- [Exercise brief] The answer must consist of each line of the records below that contains the string "marker".

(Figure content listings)
----
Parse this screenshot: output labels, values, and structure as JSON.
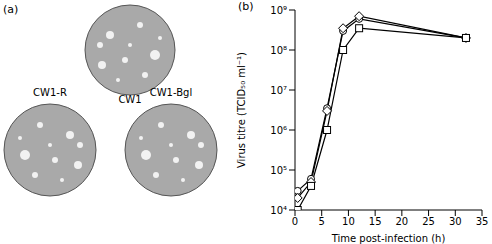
{
  "panel_a": {
    "label": "(a)",
    "plates": [
      "CW1",
      "CW1-R",
      "CW1-Bgl"
    ]
  },
  "chart_data": {
    "type": "line",
    "annotations": [
      "(b)"
    ],
    "x_label": "Time post-infection (h)",
    "y_label": "Virus titre (TCID₅₀ ml⁻¹)",
    "x": [
      0.5,
      3,
      6,
      9,
      12,
      32
    ],
    "series": [
      {
        "color": "#000000",
        "marker": "circle",
        "values": [
          30000,
          60000,
          3500000,
          300000000,
          600000000,
          200000000
        ]
      },
      {
        "color": "#000000",
        "marker": "diamond",
        "values": [
          20000,
          50000,
          3000000,
          350000000,
          700000000,
          200000000
        ]
      },
      {
        "color": "#000000",
        "marker": "square",
        "values": [
          10000,
          40000,
          1000000,
          100000000,
          350000000,
          200000000
        ]
      }
    ],
    "xlim": [
      0,
      35
    ],
    "xticks": [
      0,
      5,
      10,
      15,
      20,
      25,
      30,
      35
    ],
    "ylim": [
      10000,
      1000000000
    ],
    "yticks": [
      {
        "value": 10000,
        "label": "10⁴"
      },
      {
        "value": 100000,
        "label": "10⁵"
      },
      {
        "value": 1000000,
        "label": "10⁶"
      },
      {
        "value": 10000000,
        "label": "10⁷"
      },
      {
        "value": 100000000,
        "label": "10⁸"
      },
      {
        "value": 1000000000,
        "label": "10⁹"
      }
    ],
    "log": "y",
    "grid": false
  }
}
----
- [Task solution]
        "marker": "circle",
        "marker": "diamond",
        "marker": "square",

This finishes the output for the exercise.